### RECORD EXTRACTS ###

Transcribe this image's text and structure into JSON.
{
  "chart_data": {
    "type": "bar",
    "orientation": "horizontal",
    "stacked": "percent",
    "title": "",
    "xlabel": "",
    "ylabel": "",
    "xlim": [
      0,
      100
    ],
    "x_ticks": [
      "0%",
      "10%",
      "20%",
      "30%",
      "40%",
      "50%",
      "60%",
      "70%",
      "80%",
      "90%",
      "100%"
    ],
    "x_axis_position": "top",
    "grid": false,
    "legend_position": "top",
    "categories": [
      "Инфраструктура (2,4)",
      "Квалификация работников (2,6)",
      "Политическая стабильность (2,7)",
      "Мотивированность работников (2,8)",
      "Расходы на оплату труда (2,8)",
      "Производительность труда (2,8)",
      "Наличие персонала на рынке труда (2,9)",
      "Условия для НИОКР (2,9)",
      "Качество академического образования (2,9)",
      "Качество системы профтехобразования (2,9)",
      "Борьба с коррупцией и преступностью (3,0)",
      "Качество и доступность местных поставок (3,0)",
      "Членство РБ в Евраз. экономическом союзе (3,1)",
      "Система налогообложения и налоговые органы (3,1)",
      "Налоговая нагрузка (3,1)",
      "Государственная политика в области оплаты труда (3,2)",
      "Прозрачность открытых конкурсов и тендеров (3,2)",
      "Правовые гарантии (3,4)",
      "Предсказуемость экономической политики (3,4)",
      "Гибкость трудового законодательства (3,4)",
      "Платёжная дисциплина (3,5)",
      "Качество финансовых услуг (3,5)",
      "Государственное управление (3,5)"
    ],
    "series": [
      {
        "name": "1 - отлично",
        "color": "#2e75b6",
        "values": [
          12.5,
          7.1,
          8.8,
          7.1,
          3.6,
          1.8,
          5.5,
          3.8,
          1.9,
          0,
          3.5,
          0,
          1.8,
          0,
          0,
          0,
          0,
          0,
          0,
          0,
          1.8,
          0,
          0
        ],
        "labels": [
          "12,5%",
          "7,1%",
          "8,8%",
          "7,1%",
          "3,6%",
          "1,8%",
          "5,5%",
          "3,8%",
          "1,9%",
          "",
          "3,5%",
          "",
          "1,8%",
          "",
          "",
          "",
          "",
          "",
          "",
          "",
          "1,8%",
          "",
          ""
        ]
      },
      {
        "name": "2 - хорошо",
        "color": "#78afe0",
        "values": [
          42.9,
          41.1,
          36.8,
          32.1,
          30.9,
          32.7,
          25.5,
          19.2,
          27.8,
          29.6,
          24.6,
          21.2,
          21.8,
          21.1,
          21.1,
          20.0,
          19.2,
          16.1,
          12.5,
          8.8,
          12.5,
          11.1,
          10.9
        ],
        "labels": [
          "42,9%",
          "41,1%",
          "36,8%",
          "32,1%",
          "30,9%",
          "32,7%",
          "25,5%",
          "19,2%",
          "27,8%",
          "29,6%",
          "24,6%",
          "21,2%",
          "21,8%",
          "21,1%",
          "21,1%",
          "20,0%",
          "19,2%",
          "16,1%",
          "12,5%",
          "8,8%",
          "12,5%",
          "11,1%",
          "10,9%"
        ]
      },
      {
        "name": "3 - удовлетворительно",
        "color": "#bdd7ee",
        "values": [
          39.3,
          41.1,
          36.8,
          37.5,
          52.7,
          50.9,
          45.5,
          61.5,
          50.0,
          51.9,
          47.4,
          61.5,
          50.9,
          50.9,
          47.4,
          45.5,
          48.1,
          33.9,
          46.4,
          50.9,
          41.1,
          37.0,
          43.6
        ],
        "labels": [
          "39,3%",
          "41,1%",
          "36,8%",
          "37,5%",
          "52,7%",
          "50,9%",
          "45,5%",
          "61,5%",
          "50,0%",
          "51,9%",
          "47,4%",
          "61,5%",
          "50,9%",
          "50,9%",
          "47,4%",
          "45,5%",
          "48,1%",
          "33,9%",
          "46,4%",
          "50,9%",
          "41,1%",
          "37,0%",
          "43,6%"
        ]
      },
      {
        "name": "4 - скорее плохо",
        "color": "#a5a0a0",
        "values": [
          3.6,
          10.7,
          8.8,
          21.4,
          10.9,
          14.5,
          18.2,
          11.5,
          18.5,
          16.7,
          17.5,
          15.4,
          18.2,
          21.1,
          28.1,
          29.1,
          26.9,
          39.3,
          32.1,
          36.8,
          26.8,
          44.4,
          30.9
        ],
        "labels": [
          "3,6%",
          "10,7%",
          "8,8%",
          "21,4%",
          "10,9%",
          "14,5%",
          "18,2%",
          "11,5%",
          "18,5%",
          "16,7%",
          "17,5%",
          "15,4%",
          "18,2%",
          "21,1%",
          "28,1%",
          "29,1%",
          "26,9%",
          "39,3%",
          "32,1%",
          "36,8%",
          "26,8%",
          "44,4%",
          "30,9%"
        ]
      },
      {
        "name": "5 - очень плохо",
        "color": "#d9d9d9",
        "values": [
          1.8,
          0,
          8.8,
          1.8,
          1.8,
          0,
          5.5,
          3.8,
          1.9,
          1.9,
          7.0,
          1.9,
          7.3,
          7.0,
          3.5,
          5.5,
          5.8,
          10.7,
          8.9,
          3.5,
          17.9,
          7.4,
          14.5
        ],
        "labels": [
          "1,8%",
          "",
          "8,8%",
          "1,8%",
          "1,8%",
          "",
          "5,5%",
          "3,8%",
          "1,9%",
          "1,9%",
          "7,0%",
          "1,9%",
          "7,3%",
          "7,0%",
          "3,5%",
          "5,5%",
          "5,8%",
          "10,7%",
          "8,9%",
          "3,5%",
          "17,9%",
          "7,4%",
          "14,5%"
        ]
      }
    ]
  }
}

###

WHAT YOU SHOULD DO
Search the lines for "color". Copy each line that has it.

RESPONSE BELOW
        "color": "#2e75b6",
        "color": "#78afe0",
        "color": "#bdd7ee",
        "color": "#a5a0a0",
        "color": "#d9d9d9",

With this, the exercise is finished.